--- BEGIN ---

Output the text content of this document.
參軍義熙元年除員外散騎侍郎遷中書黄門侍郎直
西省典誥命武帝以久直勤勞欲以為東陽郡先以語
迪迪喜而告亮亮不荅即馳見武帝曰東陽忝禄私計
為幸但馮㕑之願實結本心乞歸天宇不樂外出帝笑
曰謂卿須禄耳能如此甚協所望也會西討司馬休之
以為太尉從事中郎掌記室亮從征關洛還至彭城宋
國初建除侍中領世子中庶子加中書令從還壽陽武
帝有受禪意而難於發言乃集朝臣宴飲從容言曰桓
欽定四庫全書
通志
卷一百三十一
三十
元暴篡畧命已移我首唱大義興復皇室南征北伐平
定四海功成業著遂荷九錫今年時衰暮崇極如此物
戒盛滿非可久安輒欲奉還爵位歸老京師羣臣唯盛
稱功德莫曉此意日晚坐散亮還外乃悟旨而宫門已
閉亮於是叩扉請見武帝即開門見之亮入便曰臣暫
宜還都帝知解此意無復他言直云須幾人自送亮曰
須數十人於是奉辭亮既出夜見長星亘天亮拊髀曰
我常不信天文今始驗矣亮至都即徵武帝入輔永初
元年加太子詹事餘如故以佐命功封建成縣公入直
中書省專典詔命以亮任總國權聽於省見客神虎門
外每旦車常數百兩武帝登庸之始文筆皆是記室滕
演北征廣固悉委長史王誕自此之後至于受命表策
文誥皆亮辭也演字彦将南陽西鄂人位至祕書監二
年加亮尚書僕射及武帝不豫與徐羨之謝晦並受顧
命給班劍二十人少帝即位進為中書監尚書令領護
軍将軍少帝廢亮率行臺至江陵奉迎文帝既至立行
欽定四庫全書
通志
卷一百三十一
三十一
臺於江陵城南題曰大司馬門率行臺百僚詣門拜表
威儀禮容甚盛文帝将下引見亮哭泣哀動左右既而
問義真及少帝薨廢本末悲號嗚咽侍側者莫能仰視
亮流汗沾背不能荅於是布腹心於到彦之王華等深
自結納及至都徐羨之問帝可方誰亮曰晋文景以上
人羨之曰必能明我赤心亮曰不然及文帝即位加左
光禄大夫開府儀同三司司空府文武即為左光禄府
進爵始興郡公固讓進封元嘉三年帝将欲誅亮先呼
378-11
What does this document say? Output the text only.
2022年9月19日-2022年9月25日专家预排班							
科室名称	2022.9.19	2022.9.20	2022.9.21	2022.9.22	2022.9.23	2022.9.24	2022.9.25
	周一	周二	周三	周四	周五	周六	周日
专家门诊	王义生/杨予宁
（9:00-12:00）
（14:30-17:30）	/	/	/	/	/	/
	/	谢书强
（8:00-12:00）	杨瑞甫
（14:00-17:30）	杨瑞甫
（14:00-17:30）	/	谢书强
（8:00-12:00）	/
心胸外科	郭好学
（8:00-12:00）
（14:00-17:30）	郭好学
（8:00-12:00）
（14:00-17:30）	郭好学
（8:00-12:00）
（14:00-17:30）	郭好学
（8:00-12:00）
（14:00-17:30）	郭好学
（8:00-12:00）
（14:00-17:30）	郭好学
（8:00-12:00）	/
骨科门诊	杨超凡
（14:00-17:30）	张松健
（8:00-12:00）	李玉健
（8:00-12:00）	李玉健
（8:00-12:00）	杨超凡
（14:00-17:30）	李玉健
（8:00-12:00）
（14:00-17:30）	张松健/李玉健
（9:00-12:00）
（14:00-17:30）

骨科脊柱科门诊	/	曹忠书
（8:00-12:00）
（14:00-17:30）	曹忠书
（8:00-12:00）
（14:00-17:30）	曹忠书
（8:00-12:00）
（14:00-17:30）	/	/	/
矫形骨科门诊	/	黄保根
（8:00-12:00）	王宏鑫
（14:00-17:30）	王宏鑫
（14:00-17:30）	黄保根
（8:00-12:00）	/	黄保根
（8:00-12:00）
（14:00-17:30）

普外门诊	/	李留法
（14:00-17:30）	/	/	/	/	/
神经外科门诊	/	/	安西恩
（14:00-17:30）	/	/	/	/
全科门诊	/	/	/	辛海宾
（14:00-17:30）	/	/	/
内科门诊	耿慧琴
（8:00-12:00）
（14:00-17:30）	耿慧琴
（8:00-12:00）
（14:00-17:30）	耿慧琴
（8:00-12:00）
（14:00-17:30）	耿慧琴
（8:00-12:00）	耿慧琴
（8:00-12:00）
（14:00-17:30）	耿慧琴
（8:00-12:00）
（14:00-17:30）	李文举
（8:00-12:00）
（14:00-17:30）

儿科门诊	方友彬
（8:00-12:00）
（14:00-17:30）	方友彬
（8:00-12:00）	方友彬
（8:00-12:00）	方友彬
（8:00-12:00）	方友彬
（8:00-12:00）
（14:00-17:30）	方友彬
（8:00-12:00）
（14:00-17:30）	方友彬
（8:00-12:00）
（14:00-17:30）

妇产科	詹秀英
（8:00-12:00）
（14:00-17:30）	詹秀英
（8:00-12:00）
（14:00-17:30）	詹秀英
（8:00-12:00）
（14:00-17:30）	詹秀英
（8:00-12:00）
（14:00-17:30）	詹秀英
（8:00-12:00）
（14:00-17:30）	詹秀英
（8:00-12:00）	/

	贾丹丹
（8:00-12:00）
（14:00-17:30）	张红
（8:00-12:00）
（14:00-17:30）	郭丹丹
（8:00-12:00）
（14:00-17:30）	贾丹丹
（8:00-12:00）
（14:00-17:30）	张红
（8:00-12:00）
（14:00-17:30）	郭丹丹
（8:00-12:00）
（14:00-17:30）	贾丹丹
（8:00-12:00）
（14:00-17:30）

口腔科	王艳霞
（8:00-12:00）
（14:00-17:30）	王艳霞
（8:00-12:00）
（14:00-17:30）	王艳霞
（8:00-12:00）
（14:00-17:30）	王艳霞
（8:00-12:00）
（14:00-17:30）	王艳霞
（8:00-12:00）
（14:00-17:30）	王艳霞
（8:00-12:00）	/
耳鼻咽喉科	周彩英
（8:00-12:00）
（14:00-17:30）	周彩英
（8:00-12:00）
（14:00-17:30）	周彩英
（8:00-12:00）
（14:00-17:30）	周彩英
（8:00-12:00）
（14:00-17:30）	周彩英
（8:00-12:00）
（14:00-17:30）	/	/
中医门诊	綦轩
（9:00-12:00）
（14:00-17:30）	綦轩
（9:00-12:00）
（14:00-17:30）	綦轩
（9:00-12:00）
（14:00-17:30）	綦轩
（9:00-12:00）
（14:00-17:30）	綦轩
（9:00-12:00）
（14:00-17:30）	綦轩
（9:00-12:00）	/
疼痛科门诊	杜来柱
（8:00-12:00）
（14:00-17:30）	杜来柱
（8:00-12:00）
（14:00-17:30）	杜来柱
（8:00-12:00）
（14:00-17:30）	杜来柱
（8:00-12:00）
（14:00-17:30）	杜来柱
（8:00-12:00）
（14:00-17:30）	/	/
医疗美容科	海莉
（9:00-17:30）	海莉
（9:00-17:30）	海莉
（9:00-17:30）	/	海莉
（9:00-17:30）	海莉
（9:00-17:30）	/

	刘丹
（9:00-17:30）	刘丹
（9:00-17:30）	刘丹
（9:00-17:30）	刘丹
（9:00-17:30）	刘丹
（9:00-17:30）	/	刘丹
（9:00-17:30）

--- END ---

- _What you need to do_
Your task is to return the full listing exactly as it was given.

- _Solved problem_
Output the text content of this document.
參軍義熙元年除員外散騎侍郎遷中書黄門侍郎直
西省典誥命武帝以久直勤勞欲以為東陽郡先以語
迪迪喜而告亮亮不荅即馳見武帝曰東陽忝禄私計
為幸但馮㕑之願實結本心乞歸天宇不樂外出帝笑
曰謂卿須禄耳能如此甚協所望也會西討司馬休之
以為太尉從事中郎掌記室亮從征關洛還至彭城宋
國初建除侍中領世子中庶子加中書令從還壽陽武
帝有受禪意而難於發言乃集朝臣宴飲從容言曰桓
欽定四庫全書
通志
卷一百三十一
三十
元暴篡畧命已移我首唱大義興復皇室南征北伐平
定四海功成業著遂荷九錫今年時衰暮崇極如此物
戒盛滿非可久安輒欲奉還爵位歸老京師羣臣唯盛
稱功德莫曉此意日晚坐散亮還外乃悟旨而宫門已
閉亮於是叩扉請見武帝即開門見之亮入便曰臣暫
宜還都帝知解此意無復他言直云須幾人自送亮曰
須數十人於是奉辭亮既出夜見長星亘天亮拊髀曰
我常不信天文今始驗矣亮至都即徵武帝入輔永初
元年加太子詹事餘如故以佐命功封建成縣公入直
中書省專典詔命以亮任總國權聽於省見客神虎門
外每旦車常數百兩武帝登庸之始文筆皆是記室滕
演北征廣固悉委長史王誕自此之後至于受命表策
文誥皆亮辭也演字彦将南陽西鄂人位至祕書監二
年加亮尚書僕射及武帝不豫與徐羨之謝晦並受顧
命給班劍二十人少帝即位進為中書監尚書令領護
軍将軍少帝廢亮率行臺至江陵奉迎文帝既至立行
欽定四庫全書
通志
卷一百三十一
三十一
臺於江陵城南題曰大司馬門率行臺百僚詣門拜表
威儀禮容甚盛文帝将下引見亮哭泣哀動左右既而
問義真及少帝薨廢本末悲號嗚咽侍側者莫能仰視
亮流汗沾背不能荅於是布腹心於到彦之王華等深
自結納及至都徐羨之問帝可方誰亮曰晋文景以上
人羨之曰必能明我赤心亮曰不然及文帝即位加左
光禄大夫開府儀同三司司空府文武即為左光禄府
進爵始興郡公固讓進封元嘉三年帝将欲誅亮先呼
378-11
What does this document say? Output the text only.
2022年9月19日-2022年9月25日专家预排班							
科室名称	2022.9.19	2022.9.20	2022.9.21	2022.9.22	2022.9.23	2022.9.24	2022.9.25
	周一	周二	周三	周四	周五	周六	周日
专家门诊	王义生/杨予宁
（9:00-12:00）
（14:30-17:30）	/	/	/	/	/	/
	/	谢书强
（8:00-12:00）	杨瑞甫
（14:00-17:30）	杨瑞甫
（14:00-17:30）	/	谢书强
（8:00-12:00）	/
心胸外科	郭好学
（8:00-12:00）
（14:00-17:30）	郭好学
（8:00-12:00）
（14:00-17:30）	郭好学
（8:00-12:00）
（14:00-17:30）	郭好学
（8:00-12:00）
（14:00-17:30）	郭好学
（8:00-12:00）
（14:00-17:30）	郭好学
（8:00-12:00）	/
骨科门诊	杨超凡
（14:00-17:30）	张松健
（8:00-12:00）	李玉健
（8:00-12:00）	李玉健
（8:00-12:00）	杨超凡
（14:00-17:30）	李玉健
（8:00-12:00）
（14:00-17:30）	张松健/李玉健
（9:00-12:00）
（14:00-17:30）

骨科脊柱科门诊	/	曹忠书
（8:00-12:00）
（14:00-17:30）	曹忠书
（8:00-12:00）
（14:00-17:30）	曹忠书
（8:00-12:00）
（14:00-17:30）	/	/	/
矫形骨科门诊	/	黄保根
（8:00-12:00）	王宏鑫
（14:00-17:30）	王宏鑫
（14:00-17:30）	黄保根
（8:00-12:00）	/	黄保根
（8:00-12:00）
（14:00-17:30）

普外门诊	/	李留法
（14:00-17:30）	/	/	/	/	/
神经外科门诊	/	/	安西恩
（14:00-17:30）	/	/	/	/
全科门诊	/	/	/	辛海宾
（14:00-17:30）	/	/	/
内科门诊	耿慧琴
（8:00-12:00）
（14:00-17:30）	耿慧琴
（8:00-12:00）
（14:00-17:30）	耿慧琴
（8:00-12:00）
（14:00-17:30）	耿慧琴
（8:00-12:00）	耿慧琴
（8:00-12:00）
（14:00-17:30）	耿慧琴
（8:00-12:00）
（14:00-17:30）	李文举
（8:00-12:00）
（14:00-17:30）

儿科门诊	方友彬
（8:00-12:00）
（14:00-17:30）	方友彬
（8:00-12:00）	方友彬
（8:00-12:00）	方友彬
（8:00-12:00）	方友彬
（8:00-12:00）
（14:00-17:30）	方友彬
（8:00-12:00）
（14:00-17:30）	方友彬
（8:00-12:00）
（14:00-17:30）

妇产科	詹秀英
（8:00-12:00）
（14:00-17:30）	詹秀英
（8:00-12:00）
（14:00-17:30）	詹秀英
（8:00-12:00）
（14:00-17:30）	詹秀英
（8:00-12:00）
（14:00-17:30）	詹秀英
（8:00-12:00）
（14:00-17:30）	詹秀英
（8:00-12:00）	/

	贾丹丹
（8:00-12:00）
（14:00-17:30）	张红
（8:00-12:00）
（14:00-17:30）	郭丹丹
（8:00-12:00）
（14:00-17:30）	贾丹丹
（8:00-12:00）
（14:00-17:30）	张红
（8:00-12:00）
（14:00-17:30）	郭丹丹
（8:00-12:00）
（14:00-17:30）	贾丹丹
（8:00-12:00）
（14:00-17:30）

口腔科	王艳霞
（8:00-12:00）
（14:00-17:30）	王艳霞
（8:00-12:00）
（14:00-17:30）	王艳霞
（8:00-12:00）
（14:00-17:30）	王艳霞
（8:00-12:00）
（14:00-17:30）	王艳霞
（8:00-12:00）
（14:00-17:30）	王艳霞
（8:00-12:00）	/
耳鼻咽喉科	周彩英
（8:00-12:00）
（14:00-17:30）	周彩英
（8:00-12:00）
（14:00-17:30）	周彩英
（8:00-12:00）
（14:00-17:30）	周彩英
（8:00-12:00）
（14:00-17:30）	周彩英
（8:00-12:00）
（14:00-17:30）	/	/
中医门诊	綦轩
（9:00-12:00）
（14:00-17:30）	綦轩
（9:00-12:00）
（14:00-17:30）	綦轩
（9:00-12:00）
（14:00-17:30）	綦轩
（9:00-12:00）
（14:00-17:30）	綦轩
（9:00-12:00）
（14:00-17:30）	綦轩
（9:00-12:00）	/
疼痛科门诊	杜来柱
（8:00-12:00）
（14:00-17:30）	杜来柱
（8:00-12:00）
（14:00-17:30）	杜来柱
（8:00-12:00）
（14:00-17:30）	杜来柱
（8:00-12:00）
（14:00-17:30）	杜来柱
（8:00-12:00）
（14:00-17:30）	/	/
医疗美容科	海莉
（9:00-17:30）	海莉
（9:00-17:30）	海莉
（9:00-17:30）	/	海莉
（9:00-17:30）	海莉
（9:00-17:30）	/

	刘丹
（9:00-17:30）	刘丹
（9:00-17:30）	刘丹
（9:00-17:30）	刘丹
（9:00-17:30）	刘丹
（9:00-17:30）	/	刘丹
（9:00-17:30）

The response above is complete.